Consigne:
Pouvez-vous reproduire à l'identique le passage du jugement ci-dessous qui commence à « [3] Les demandeurs » et se termine à « 4 avril 2020. » ?

Dossier : IMM‑773‑20

Référence : 2021 CF 734

[TRADUCTION FRANÇAISE]

Ottawa (Ontario), le 14 juillet 2021

En présence de monsieur le juge Manson

ENTRE :

HAEYCEL FRANCO

RODERICK MARJES

demandeurs

et

LE MINISTRE DE LA CITOYENNETÉ ET DE L’IMMIGRATION

défendeur

JUGEMENT ET MOTIFS

I. Introduction

[1] La Cour est saisie d’une demande de contrôle judiciaire de la décision du 19 novembre 2020 par laquelle un agent d’immigration [l’agent] a rejeté la demande de résidence permanente fondée sur des considérations d’ordre humanitaire [la décision] présentée par les demandeurs en vertu de l’article 25 de la Loi sur l’immigration et la protection des réfugiés, LC 2001, c 27 [la Loi].

II. Contexte

[2] Les demandeurs, Haeycel Franco et Roderick Marjes, sont des citoyens des Philippines et des conjoints de fait. Ils ont deux enfants nés au Canada.

[3] Les demandeurs sont d’abord arrivés au Canada à titre de travailleurs étrangers en 2009 et en 2011. Ils sont tous deux entrés au Canada au moyen d’un permis de travail, valide jusqu’au 21 octobre 2011 pour M. Marjes et jusqu’au 21 janvier 2012 pour Mme Franco. Mme Franco a conservé son statut de travailleur temporaire jusqu’au 17 mars 2015. M. Marjes a obtenu plusieurs prolongations de son permis de travail jusqu’au 31 janvier 2015. Le 2 septembre 2015, son statut de visiteur a été rétabli et était valide jusqu’au 11 décembre 2015. Le 9 juillet 2018, M. Marjes a obtenu un autre permis de travail, pour lequel il a obtenu plusieurs prolongations, dont la dernière était valide jusqu’au 4 avril 2020.

Informations fournies:
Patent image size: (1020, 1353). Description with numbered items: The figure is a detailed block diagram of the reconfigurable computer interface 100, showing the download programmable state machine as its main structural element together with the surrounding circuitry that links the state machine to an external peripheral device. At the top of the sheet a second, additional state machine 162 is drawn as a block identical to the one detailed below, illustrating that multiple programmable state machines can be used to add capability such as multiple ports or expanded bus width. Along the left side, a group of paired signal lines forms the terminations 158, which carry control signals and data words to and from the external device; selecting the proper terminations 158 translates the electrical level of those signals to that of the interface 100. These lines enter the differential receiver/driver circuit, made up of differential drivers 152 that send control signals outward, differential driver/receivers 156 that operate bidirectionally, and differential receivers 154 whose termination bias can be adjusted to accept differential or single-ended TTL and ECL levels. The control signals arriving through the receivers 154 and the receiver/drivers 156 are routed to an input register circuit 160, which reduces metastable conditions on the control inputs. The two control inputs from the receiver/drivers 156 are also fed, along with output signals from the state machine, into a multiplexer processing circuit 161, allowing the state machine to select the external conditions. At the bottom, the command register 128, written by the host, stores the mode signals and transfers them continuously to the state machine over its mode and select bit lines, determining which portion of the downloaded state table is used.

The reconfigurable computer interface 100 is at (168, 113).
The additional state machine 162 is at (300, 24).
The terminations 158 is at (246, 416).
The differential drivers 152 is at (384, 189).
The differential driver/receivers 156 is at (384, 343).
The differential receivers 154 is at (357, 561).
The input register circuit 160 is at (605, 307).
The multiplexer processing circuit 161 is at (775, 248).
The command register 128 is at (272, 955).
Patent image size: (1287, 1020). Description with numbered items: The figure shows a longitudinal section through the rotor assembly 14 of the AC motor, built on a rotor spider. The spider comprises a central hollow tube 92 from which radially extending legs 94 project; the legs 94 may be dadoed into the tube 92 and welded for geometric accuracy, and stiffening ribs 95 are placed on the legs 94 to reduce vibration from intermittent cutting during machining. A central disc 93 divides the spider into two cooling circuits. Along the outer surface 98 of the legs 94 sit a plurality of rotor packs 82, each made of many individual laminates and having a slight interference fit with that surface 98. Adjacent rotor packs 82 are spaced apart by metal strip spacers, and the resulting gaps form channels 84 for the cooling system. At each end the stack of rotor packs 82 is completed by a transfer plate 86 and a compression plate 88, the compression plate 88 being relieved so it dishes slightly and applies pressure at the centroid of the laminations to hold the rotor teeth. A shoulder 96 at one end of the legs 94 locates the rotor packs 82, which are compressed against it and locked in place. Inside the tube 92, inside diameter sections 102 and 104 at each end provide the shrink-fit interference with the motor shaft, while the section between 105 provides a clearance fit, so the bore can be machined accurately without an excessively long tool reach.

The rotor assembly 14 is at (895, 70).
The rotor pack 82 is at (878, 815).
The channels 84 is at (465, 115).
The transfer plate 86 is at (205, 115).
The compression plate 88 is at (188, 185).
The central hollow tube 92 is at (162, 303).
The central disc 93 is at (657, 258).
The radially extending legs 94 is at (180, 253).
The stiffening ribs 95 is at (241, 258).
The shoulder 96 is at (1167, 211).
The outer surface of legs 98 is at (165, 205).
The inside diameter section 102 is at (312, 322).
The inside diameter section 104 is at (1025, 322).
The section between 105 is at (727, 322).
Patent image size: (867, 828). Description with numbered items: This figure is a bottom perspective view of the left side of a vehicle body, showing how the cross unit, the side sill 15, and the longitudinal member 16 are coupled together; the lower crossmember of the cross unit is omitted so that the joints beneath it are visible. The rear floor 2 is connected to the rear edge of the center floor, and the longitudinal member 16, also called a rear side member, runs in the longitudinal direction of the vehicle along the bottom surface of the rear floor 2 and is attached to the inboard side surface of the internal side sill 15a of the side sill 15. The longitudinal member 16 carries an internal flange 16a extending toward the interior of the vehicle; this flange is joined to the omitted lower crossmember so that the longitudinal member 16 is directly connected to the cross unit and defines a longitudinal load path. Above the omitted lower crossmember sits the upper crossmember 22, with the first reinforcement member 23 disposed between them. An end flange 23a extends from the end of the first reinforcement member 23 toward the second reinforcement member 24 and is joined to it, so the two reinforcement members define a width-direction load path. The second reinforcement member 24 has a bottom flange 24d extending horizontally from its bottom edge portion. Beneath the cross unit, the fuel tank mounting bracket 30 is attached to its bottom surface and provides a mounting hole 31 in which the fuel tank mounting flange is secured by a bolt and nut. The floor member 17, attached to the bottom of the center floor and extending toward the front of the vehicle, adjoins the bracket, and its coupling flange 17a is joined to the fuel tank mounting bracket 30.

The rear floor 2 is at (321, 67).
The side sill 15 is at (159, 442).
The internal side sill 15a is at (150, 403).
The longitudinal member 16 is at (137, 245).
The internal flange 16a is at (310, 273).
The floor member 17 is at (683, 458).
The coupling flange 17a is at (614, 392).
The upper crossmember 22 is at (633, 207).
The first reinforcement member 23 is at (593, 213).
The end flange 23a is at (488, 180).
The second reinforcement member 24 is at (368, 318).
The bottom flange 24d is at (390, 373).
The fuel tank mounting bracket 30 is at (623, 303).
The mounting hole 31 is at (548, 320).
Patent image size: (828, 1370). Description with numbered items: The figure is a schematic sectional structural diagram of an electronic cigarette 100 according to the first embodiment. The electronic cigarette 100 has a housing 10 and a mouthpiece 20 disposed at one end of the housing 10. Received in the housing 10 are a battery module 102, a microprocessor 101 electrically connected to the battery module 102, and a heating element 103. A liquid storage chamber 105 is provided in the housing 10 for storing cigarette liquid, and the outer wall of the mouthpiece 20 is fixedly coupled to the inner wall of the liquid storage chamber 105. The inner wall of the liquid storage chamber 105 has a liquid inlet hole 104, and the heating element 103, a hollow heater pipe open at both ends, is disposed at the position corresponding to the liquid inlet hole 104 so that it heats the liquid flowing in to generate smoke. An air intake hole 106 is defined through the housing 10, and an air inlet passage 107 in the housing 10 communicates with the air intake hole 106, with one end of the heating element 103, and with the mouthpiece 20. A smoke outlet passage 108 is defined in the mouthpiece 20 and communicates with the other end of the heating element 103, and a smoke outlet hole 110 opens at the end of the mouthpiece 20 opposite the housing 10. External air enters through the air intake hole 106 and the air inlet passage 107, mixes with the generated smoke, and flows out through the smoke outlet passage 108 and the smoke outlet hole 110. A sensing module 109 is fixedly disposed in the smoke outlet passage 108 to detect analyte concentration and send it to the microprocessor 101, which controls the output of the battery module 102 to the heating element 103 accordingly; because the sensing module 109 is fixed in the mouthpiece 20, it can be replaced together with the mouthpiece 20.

Corrigé de l'exercice:
[3] Les demandeurs sont d’abord arrivés au Canada à titre de travailleurs étrangers en 2009 et en 2011. Ils sont tous deux entrés au Canada au moyen d’un permis de travail, valide jusqu’au 21 octobre 2011 pour M. Marjes et jusqu’au 21 janvier 2012 pour Mme Franco. Mme Franco a conservé son statut de travailleur temporaire jusqu’au 17 mars 2015. M. Marjes a obtenu plusieurs prolongations de son permis de travail jusqu’au 31 janvier 2015. Le 2 septembre 2015, son statut de visiteur a été rétabli et était valide jusqu’au 11 décembre 2015. Le 9 juillet 2018, M. Marjes a obtenu un autre permis de travail, pour lequel il a obtenu plusieurs prolongations, dont la dernière était valide jusqu’au 4 avril 2020.